▸ **Article**
****************

Deformable templates (Fischler & Elschlager, 1973; Yuille et al., 1989; Yuille, 1991; Buhmann et al., 1989) are another approach that appears very promising. Yuille constructs analytic templates of face features and parameterizes them. The parameters are then used to define a Lyapunov function which is minimized when a match is found. The system thus does gradient descent in the parameters of the templates to detect the features. By ordering the weightings of the parameters in successive minimizations, a nice sequential behavior results in which first the eye is located, then the template oriented, and finally the fine matching of features is performed. This approach is subject to local minima in the Lyapunov function, but a more sophisticated matching strategy avoids this problem (Hallinan, 1991). Robust matching methods may be used (McKendall & Mintz, 1989) to give some ability to deal with occlusions (Yuille & Hallinan, 1992). A disadvantage of this kind of method is the amount of calculation required, five minutes processing time on a SUN, to detect the features. An advantage is that careful choice of the parameters makes the approach insensitive to scale.
Buhmann and colleagues (Buhmann et al., 1989, 1991), for instance, use a deformable template approach with global templates (see also Fischler & Elschlager, 1973). A grid is laid over an example face, and Gabor jets (a set of coefficients of Gabor filters of various orientations, resolutions and frequencies) are extracted at each grid point. So again, this is an unsupervised technique for extracting features from the data. The features are global at the level of Gabor jets because nearly the whole face can be regenerated from one of them.

****************

▸ **Raw data**

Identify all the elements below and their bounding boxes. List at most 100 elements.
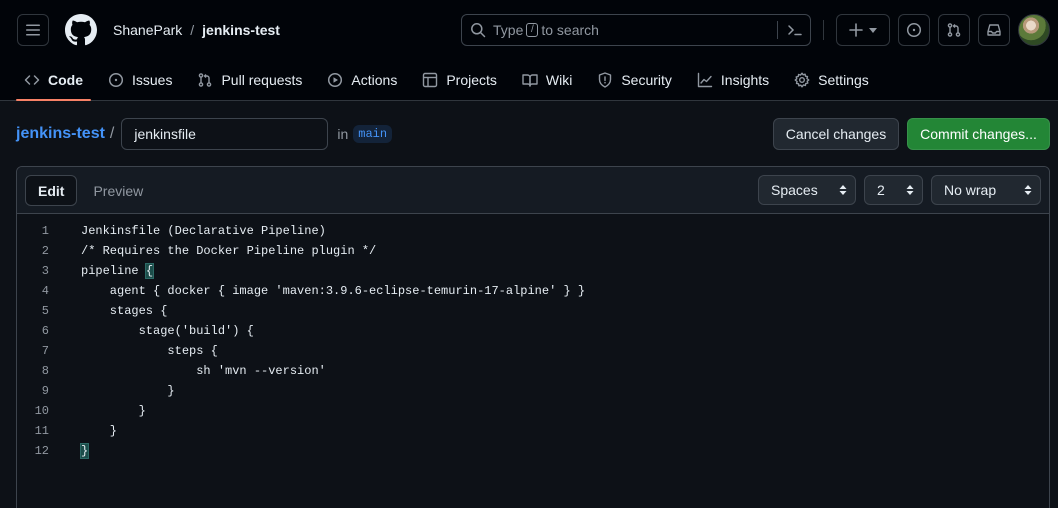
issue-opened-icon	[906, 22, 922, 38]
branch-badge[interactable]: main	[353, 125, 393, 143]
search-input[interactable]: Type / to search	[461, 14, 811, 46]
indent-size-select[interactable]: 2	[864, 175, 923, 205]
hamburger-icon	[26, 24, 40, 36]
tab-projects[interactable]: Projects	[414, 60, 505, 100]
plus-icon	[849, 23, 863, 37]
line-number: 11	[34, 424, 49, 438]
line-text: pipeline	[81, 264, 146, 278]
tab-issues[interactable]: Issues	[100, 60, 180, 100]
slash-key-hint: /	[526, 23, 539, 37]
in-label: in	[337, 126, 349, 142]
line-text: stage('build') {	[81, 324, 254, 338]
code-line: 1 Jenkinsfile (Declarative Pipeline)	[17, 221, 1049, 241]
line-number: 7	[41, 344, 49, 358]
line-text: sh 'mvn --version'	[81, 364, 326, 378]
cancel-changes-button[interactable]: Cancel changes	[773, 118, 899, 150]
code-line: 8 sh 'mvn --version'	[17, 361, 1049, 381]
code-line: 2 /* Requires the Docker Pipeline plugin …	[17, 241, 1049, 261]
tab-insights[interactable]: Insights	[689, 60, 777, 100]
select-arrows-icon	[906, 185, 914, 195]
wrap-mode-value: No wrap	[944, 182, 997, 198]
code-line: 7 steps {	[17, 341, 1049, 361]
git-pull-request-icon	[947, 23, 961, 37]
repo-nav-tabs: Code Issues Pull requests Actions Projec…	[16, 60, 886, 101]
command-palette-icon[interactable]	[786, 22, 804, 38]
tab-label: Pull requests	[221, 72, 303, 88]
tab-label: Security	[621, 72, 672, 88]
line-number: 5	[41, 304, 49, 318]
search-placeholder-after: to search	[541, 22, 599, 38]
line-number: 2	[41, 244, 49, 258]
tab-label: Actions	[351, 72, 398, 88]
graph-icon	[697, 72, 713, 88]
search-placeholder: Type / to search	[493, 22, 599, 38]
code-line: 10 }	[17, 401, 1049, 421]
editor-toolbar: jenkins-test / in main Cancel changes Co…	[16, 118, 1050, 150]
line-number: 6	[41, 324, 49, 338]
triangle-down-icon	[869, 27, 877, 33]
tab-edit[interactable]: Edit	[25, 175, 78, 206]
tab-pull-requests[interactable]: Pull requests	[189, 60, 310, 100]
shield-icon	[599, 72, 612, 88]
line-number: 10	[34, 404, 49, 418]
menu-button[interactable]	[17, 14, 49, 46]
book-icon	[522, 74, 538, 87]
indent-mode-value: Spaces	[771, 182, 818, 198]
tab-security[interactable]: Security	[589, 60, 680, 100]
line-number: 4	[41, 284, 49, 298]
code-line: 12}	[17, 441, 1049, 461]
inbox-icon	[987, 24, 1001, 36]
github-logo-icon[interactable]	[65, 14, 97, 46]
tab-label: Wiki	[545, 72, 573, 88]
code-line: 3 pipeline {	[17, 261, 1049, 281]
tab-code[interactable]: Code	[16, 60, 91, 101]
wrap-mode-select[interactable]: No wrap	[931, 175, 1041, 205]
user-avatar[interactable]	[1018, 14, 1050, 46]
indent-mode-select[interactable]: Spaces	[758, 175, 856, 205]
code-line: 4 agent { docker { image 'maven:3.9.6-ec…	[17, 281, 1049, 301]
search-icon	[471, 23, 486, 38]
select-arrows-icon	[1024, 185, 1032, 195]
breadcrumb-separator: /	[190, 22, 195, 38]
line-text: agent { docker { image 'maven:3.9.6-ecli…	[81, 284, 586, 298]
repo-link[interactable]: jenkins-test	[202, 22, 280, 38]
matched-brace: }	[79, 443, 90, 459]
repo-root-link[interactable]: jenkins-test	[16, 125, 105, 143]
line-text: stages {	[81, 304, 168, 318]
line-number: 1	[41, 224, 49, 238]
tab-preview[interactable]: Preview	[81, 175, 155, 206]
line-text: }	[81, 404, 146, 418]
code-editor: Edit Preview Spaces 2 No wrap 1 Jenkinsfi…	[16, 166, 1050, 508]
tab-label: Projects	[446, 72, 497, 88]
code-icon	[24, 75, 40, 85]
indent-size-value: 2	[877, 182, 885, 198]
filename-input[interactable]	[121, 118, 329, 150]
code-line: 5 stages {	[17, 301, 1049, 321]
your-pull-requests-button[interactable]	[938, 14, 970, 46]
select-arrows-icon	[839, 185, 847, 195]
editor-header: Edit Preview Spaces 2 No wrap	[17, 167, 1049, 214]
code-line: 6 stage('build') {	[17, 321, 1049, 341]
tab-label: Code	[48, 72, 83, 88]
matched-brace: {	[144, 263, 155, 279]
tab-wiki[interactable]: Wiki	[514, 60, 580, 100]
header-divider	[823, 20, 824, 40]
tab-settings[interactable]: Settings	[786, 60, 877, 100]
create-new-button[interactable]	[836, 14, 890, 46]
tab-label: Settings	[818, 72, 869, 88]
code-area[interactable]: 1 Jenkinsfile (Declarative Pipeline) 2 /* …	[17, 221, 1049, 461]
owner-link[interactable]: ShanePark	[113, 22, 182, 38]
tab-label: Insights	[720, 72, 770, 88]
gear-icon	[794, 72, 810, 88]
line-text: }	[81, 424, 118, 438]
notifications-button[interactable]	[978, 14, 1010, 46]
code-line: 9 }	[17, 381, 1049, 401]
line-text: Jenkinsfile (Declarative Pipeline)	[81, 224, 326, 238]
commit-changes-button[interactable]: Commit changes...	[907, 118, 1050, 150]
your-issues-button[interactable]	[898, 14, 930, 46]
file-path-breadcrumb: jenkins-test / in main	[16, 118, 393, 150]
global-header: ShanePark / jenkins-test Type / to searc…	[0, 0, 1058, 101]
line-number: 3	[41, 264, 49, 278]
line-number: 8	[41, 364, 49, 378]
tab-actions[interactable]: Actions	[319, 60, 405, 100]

****************

▸ **Problems to work on**
1. In the passage on deformable templates, how much processing time does Yuille's method need to detect the features?
2. Select every line of the records that contains the string "label".

▸ **Responses by task**
1. Five minutes of processing time on a SUN.

2.
in-label: in	[337, 126, 349, 142]
tab-label: Pull requests	[221, 72, 303, 88]
tab-label: Security	[621, 72, 672, 88]
tab-label: Actions	[351, 72, 398, 88]
tab-label: Wiki	[545, 72, 573, 88]
tab-label: Projects	[446, 72, 497, 88]
tab-label: Code	[48, 72, 83, 88]
tab-label: Settings	[818, 72, 869, 88]
tab-label: Insights	[720, 72, 770, 88]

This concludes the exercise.